• **Brief**:
Write down each entry again, exactly as it reads.
::: Exercise material
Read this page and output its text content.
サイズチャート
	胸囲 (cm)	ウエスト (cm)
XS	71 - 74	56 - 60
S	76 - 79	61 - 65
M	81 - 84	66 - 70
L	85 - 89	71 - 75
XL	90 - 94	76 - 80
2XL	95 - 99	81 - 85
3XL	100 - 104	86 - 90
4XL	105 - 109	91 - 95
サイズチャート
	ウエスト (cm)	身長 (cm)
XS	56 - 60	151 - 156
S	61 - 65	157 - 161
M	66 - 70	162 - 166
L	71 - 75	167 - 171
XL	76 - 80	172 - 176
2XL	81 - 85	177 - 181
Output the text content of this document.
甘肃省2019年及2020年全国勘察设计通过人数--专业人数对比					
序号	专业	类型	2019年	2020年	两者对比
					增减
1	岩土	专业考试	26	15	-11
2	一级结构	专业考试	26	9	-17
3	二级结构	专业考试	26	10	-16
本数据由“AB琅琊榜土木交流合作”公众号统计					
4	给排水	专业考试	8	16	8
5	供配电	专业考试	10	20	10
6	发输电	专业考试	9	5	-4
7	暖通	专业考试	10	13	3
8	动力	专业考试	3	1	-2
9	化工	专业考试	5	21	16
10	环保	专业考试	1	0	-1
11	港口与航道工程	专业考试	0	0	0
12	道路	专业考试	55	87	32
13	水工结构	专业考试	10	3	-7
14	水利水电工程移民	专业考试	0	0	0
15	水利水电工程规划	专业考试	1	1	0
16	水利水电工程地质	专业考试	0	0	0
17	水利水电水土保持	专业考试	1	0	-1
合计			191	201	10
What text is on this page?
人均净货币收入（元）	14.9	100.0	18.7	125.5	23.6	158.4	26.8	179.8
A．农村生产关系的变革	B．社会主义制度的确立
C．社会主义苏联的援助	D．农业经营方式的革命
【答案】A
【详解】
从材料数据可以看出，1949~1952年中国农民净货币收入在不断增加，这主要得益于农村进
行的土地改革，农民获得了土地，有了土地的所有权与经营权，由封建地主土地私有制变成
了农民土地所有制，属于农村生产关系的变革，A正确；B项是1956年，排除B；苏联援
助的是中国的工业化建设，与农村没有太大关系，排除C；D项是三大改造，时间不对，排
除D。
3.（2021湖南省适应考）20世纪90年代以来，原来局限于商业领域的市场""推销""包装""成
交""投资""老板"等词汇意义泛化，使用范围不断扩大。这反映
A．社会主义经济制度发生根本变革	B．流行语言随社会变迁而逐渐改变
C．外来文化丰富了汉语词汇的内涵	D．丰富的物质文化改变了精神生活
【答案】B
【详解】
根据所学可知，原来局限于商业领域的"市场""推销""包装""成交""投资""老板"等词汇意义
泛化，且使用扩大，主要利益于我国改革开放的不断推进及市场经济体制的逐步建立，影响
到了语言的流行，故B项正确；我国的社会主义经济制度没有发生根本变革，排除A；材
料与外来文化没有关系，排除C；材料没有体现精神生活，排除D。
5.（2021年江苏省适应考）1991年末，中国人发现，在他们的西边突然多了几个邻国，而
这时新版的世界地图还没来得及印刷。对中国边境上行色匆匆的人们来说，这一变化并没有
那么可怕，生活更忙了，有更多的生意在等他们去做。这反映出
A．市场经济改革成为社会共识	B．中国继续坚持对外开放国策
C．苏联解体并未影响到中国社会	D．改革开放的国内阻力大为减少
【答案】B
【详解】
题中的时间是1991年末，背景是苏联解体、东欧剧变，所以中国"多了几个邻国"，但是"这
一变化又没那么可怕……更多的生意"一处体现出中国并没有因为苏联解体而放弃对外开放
::::::
• **Output of the task**:
Read this page and output its text content.
サイズチャート
	胸囲 (cm)	ウエスト (cm)
XS	71 - 74	56 - 60
S	76 - 79	61 - 65
M	81 - 84	66 - 70
L	85 - 89	71 - 75
XL	90 - 94	76 - 80
2XL	95 - 99	81 - 85
3XL	100 - 104	86 - 90
4XL	105 - 109	91 - 95
サイズチャート
	ウエスト (cm)	身長 (cm)
XS	56 - 60	151 - 156
S	61 - 65	157 - 161
M	66 - 70	162 - 166
L	71 - 75	167 - 171
XL	76 - 80	172 - 176
2XL	81 - 85	177 - 181
Output the text content of this document.
甘肃省2019年及2020年全国勘察设计通过人数--专业人数对比					
序号	专业	类型	2019年	2020年	两者对比
					增减
1	岩土	专业考试	26	15	-11
2	一级结构	专业考试	26	9	-17
3	二级结构	专业考试	26	10	-16
本数据由“AB琅琊榜土木交流合作”公众号统计					
4	给排水	专业考试	8	16	8
5	供配电	专业考试	10	20	10
6	发输电	专业考试	9	5	-4
7	暖通	专业考试	10	13	3
8	动力	专业考试	3	1	-2
9	化工	专业考试	5	21	16
10	环保	专业考试	1	0	-1
11	港口与航道工程	专业考试	0	0	0
12	道路	专业考试	55	87	32
13	水工结构	专业考试	10	3	-7
14	水利水电工程移民	专业考试	0	0	0
15	水利水电工程规划	专业考试	1	1	0
16	水利水电工程地质	专业考试	0	0	0
17	水利水电水土保持	专业考试	1	0	-1
合计			191	201	10
What text is on this page?
人均净货币收入（元）	14.9	100.0	18.7	125.5	23.6	158.4	26.8	179.8
A．农村生产关系的变革	B．社会主义制度的确立
C．社会主义苏联的援助	D．农业经营方式的革命
【答案】A
【详解】
从材料数据可以看出，1949~1952年中国农民净货币收入在不断增加，这主要得益于农村进
行的土地改革，农民获得了土地，有了土地的所有权与经营权，由封建地主土地私有制变成
了农民土地所有制，属于农村生产关系的变革，A正确；B项是1956年，排除B；苏联援
助的是中国的工业化建设，与农村没有太大关系，排除C；D项是三大改造，时间不对，排
除D。
3.（2021湖南省适应考）20世纪90年代以来，原来局限于商业领域的市场""推销""包装""成
交""投资""老板"等词汇意义泛化，使用范围不断扩大。这反映
A．社会主义经济制度发生根本变革	B．流行语言随社会变迁而逐渐改变
C．外来文化丰富了汉语词汇的内涵	D．丰富的物质文化改变了精神生活
【答案】B
【详解】
根据所学可知，原来局限于商业领域的"市场""推销""包装""成交""投资""老板"等词汇意义
泛化，且使用扩大，主要利益于我国改革开放的不断推进及市场经济体制的逐步建立，影响
到了语言的流行，故B项正确；我国的社会主义经济制度没有发生根本变革，排除A；材
料与外来文化没有关系，排除C；材料没有体现精神生活，排除D。
5.（2021年江苏省适应考）1991年末，中国人发现，在他们的西边突然多了几个邻国，而
这时新版的世界地图还没来得及印刷。对中国边境上行色匆匆的人们来说，这一变化并没有
那么可怕，生活更忙了，有更多的生意在等他们去做。这反映出
A．市场经济改革成为社会共识	B．中国继续坚持对外开放国策
C．苏联解体并未影响到中国社会	D．改革开放的国内阻力大为减少
【答案】B
【详解】
题中的时间是1991年末，背景是苏联解体、东欧剧变，所以中国"多了几个邻国"，但是"这
一变化又没那么可怕……更多的生意"一处体现出中国并没有因为苏联解体而放弃对外开放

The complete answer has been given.